Requirement:
Copy every line of the material below without changing anything.

Dataset excerpts:
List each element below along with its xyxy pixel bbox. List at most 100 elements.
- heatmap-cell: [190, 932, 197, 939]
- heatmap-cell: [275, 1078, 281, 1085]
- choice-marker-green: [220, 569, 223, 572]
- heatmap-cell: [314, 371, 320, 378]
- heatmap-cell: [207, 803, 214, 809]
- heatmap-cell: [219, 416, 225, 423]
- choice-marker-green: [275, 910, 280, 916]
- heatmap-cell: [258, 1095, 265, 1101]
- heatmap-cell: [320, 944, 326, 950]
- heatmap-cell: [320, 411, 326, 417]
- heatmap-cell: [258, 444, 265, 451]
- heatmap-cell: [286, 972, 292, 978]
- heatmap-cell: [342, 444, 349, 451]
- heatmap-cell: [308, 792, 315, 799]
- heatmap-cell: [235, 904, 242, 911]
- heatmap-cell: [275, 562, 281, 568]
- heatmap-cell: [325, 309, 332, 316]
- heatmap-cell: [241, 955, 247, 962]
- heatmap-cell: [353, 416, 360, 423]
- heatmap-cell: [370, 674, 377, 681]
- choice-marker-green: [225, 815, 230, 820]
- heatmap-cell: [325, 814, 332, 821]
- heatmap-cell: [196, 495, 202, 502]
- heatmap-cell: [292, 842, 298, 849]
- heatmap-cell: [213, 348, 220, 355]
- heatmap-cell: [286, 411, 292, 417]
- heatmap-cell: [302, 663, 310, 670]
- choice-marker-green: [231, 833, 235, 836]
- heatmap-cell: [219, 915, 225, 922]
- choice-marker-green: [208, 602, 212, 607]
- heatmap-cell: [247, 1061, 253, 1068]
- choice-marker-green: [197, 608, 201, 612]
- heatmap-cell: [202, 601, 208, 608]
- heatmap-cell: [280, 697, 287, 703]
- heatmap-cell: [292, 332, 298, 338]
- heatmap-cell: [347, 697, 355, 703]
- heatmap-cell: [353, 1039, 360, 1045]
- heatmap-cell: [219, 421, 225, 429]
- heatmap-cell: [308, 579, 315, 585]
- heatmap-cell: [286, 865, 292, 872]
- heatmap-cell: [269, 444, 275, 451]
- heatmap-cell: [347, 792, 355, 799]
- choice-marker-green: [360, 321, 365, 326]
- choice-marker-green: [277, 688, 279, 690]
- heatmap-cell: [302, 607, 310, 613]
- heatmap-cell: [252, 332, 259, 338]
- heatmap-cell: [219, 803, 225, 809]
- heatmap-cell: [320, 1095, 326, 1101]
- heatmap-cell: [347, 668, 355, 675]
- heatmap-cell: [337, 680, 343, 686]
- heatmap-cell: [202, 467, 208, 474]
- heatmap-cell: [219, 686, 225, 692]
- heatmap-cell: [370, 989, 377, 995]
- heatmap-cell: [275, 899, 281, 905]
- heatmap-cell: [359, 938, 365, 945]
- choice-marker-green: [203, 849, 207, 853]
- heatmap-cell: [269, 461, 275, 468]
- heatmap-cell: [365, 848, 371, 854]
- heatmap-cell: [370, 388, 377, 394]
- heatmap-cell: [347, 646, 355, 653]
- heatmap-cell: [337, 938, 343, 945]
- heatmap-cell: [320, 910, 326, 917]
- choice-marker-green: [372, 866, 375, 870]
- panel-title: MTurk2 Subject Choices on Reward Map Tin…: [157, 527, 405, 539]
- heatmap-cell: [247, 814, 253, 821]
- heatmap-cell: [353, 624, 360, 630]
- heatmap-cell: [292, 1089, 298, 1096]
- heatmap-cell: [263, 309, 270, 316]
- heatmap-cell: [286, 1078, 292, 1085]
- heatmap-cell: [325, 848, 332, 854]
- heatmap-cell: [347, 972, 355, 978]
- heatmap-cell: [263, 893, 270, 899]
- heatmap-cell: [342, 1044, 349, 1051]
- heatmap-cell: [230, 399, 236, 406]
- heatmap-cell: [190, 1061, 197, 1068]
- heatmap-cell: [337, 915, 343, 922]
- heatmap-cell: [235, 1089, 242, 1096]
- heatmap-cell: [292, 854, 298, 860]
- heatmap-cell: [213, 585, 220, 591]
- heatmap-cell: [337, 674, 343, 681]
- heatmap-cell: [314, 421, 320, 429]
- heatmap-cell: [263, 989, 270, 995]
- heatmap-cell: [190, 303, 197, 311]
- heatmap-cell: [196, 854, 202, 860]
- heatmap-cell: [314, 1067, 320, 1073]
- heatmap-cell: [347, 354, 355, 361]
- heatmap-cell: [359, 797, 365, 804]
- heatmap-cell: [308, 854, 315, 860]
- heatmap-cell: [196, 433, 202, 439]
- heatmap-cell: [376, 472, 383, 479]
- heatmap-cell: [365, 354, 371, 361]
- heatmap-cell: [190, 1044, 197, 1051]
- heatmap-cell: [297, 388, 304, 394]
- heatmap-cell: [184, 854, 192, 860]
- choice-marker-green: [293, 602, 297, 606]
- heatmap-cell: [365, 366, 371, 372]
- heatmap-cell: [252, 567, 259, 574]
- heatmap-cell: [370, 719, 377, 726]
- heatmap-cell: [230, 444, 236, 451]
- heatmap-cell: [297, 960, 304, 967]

Worked answer:
List each element below along with its xyxy pixel bbox. List at most 100 elements.
- heatmap-cell: [190, 932, 197, 939]
- heatmap-cell: [275, 1078, 281, 1085]
- choice-marker-green: [220, 569, 223, 572]
- heatmap-cell: [314, 371, 320, 378]
- heatmap-cell: [207, 803, 214, 809]
- heatmap-cell: [219, 416, 225, 423]
- choice-marker-green: [275, 910, 280, 916]
- heatmap-cell: [258, 1095, 265, 1101]
- heatmap-cell: [320, 944, 326, 950]
- heatmap-cell: [320, 411, 326, 417]
- heatmap-cell: [258, 444, 265, 451]
- heatmap-cell: [286, 972, 292, 978]
- heatmap-cell: [342, 444, 349, 451]
- heatmap-cell: [308, 792, 315, 799]
- heatmap-cell: [235, 904, 242, 911]
- heatmap-cell: [275, 562, 281, 568]
- heatmap-cell: [325, 309, 332, 316]
- heatmap-cell: [241, 955, 247, 962]
- heatmap-cell: [353, 416, 360, 423]
- heatmap-cell: [370, 674, 377, 681]
- choice-marker-green: [225, 815, 230, 820]
- heatmap-cell: [325, 814, 332, 821]
- heatmap-cell: [196, 495, 202, 502]
- heatmap-cell: [292, 842, 298, 849]
- heatmap-cell: [213, 348, 220, 355]
- heatmap-cell: [286, 411, 292, 417]
- heatmap-cell: [302, 663, 310, 670]
- choice-marker-green: [231, 833, 235, 836]
- heatmap-cell: [219, 915, 225, 922]
- choice-marker-green: [208, 602, 212, 607]
- heatmap-cell: [247, 1061, 253, 1068]
- choice-marker-green: [197, 608, 201, 612]
- heatmap-cell: [202, 601, 208, 608]
- heatmap-cell: [280, 697, 287, 703]
- heatmap-cell: [292, 332, 298, 338]
- heatmap-cell: [347, 697, 355, 703]
- heatmap-cell: [353, 1039, 360, 1045]
- heatmap-cell: [219, 421, 225, 429]
- heatmap-cell: [308, 579, 315, 585]
- heatmap-cell: [286, 865, 292, 872]
- heatmap-cell: [269, 444, 275, 451]
- heatmap-cell: [347, 792, 355, 799]
- choice-marker-green: [360, 321, 365, 326]
- choice-marker-green: [277, 688, 279, 690]
- heatmap-cell: [302, 607, 310, 613]
- heatmap-cell: [252, 332, 259, 338]
- heatmap-cell: [219, 803, 225, 809]
- heatmap-cell: [320, 1095, 326, 1101]
- heatmap-cell: [347, 668, 355, 675]
- heatmap-cell: [337, 680, 343, 686]
- heatmap-cell: [202, 467, 208, 474]
- heatmap-cell: [219, 686, 225, 692]
- heatmap-cell: [370, 989, 377, 995]
- heatmap-cell: [275, 899, 281, 905]
- heatmap-cell: [359, 938, 365, 945]
- choice-marker-green: [203, 849, 207, 853]
- heatmap-cell: [269, 461, 275, 468]
- heatmap-cell: [365, 848, 371, 854]
- heatmap-cell: [370, 388, 377, 394]
- heatmap-cell: [347, 646, 355, 653]
- heatmap-cell: [337, 938, 343, 945]
- heatmap-cell: [320, 910, 326, 917]
- choice-marker-green: [372, 866, 375, 870]
- panel-title: MTurk2 Subject Choices on Reward Map Tin…: [157, 527, 405, 539]
- heatmap-cell: [247, 814, 253, 821]
- heatmap-cell: [353, 624, 360, 630]
- heatmap-cell: [292, 1089, 298, 1096]
- heatmap-cell: [263, 309, 270, 316]
- heatmap-cell: [286, 1078, 292, 1085]
- heatmap-cell: [325, 848, 332, 854]
- heatmap-cell: [347, 972, 355, 978]
- heatmap-cell: [263, 893, 270, 899]
- heatmap-cell: [342, 1044, 349, 1051]
- heatmap-cell: [230, 399, 236, 406]
- heatmap-cell: [190, 1061, 197, 1068]
- heatmap-cell: [337, 915, 343, 922]
- heatmap-cell: [235, 1089, 242, 1096]
- heatmap-cell: [292, 854, 298, 860]
- heatmap-cell: [213, 585, 220, 591]
- heatmap-cell: [337, 674, 343, 681]
- heatmap-cell: [314, 421, 320, 429]
- heatmap-cell: [263, 989, 270, 995]
- heatmap-cell: [190, 303, 197, 311]
- heatmap-cell: [196, 854, 202, 860]
- heatmap-cell: [314, 1067, 320, 1073]
- heatmap-cell: [347, 354, 355, 361]
- heatmap-cell: [359, 797, 365, 804]
- heatmap-cell: [308, 854, 315, 860]
- heatmap-cell: [196, 433, 202, 439]
- heatmap-cell: [376, 472, 383, 479]
- heatmap-cell: [365, 354, 371, 361]
- heatmap-cell: [190, 1044, 197, 1051]
- heatmap-cell: [297, 388, 304, 394]
- heatmap-cell: [184, 854, 192, 860]
- choice-marker-green: [293, 602, 297, 606]
- heatmap-cell: [365, 366, 371, 372]
- heatmap-cell: [252, 567, 259, 574]
- heatmap-cell: [370, 719, 377, 726]
- heatmap-cell: [230, 444, 236, 451]
- heatmap-cell: [297, 960, 304, 967]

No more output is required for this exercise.